» The exercise: Copy out each line of the data holding "Otevřete".

— start Data —

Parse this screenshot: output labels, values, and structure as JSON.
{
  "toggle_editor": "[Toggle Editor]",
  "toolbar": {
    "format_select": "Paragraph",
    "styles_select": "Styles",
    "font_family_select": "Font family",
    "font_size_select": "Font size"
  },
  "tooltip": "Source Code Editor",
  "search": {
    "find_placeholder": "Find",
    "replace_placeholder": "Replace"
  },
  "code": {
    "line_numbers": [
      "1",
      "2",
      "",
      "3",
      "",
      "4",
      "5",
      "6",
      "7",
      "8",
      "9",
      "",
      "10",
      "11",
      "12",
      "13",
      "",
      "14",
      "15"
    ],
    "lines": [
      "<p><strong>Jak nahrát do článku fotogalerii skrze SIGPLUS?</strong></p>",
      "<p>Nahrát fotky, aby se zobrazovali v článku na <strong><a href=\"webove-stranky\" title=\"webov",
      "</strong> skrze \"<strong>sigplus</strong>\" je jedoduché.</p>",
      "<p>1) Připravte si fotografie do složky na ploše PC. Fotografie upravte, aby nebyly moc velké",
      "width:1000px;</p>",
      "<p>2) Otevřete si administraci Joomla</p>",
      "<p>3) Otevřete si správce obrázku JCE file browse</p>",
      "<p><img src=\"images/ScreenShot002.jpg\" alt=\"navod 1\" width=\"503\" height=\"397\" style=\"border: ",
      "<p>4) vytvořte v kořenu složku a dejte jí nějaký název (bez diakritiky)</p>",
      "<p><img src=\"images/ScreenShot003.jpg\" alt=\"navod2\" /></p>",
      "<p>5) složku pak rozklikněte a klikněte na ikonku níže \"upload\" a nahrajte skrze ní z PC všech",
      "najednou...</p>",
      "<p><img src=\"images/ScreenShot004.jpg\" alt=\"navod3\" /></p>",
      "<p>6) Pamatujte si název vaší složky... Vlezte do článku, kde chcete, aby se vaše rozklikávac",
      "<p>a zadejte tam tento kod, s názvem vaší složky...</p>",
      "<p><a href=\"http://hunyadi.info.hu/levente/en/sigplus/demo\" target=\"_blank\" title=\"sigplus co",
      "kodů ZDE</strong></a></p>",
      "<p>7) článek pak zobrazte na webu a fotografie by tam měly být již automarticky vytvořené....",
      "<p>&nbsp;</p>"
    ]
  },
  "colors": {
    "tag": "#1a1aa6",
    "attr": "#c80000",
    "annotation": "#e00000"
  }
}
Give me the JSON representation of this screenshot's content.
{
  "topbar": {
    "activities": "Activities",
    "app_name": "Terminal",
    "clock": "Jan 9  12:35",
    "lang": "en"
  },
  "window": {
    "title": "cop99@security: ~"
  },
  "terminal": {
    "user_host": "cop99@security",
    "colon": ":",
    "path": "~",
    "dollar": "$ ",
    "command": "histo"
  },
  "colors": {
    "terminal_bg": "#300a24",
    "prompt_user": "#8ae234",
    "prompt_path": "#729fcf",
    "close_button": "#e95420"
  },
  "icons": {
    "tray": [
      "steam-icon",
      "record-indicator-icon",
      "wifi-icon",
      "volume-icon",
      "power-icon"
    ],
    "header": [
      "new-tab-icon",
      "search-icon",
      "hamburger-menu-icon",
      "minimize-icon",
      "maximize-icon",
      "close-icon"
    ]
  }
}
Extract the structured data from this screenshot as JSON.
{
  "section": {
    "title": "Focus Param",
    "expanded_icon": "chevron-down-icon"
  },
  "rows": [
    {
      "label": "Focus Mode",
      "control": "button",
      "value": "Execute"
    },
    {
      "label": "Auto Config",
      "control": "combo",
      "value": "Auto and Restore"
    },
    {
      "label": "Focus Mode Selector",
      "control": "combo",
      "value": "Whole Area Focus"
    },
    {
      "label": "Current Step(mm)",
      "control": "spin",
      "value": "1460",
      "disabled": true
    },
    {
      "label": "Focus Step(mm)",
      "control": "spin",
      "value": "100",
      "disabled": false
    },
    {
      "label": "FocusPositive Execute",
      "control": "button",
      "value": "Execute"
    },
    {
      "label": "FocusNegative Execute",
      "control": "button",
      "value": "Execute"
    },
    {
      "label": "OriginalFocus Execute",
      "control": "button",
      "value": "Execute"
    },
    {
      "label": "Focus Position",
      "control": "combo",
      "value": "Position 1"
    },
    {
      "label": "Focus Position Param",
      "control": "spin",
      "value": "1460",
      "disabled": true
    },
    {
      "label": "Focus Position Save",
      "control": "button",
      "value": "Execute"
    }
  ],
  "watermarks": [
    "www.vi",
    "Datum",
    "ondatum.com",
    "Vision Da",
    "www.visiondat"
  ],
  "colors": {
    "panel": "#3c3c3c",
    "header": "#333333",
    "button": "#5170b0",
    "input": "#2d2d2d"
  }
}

— end Data —
— start Data —

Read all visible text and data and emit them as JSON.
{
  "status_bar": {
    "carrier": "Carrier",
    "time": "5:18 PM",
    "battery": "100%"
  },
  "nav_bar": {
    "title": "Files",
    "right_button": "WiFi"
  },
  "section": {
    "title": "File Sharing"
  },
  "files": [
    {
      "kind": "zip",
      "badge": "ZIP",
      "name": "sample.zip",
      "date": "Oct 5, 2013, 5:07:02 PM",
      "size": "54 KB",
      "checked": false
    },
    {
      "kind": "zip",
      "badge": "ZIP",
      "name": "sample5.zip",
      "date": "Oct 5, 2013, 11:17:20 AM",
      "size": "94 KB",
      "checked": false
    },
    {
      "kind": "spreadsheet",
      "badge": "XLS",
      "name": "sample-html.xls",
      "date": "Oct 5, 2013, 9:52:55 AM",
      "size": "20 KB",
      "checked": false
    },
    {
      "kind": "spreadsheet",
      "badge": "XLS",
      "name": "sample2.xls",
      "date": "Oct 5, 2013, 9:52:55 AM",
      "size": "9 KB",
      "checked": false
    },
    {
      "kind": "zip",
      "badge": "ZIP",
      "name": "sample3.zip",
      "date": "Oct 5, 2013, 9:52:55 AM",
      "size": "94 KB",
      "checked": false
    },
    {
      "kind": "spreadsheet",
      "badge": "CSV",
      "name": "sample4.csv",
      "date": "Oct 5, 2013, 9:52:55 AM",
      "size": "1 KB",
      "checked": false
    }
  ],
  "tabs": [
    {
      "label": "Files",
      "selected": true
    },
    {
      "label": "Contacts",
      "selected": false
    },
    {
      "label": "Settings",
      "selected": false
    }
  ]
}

— end Data —

» Task solution:
      "<p>2) Otevřete si administraci Joomla</p>",
      "<p>3) Otevřete si správce obrázku JCE file browse</p>",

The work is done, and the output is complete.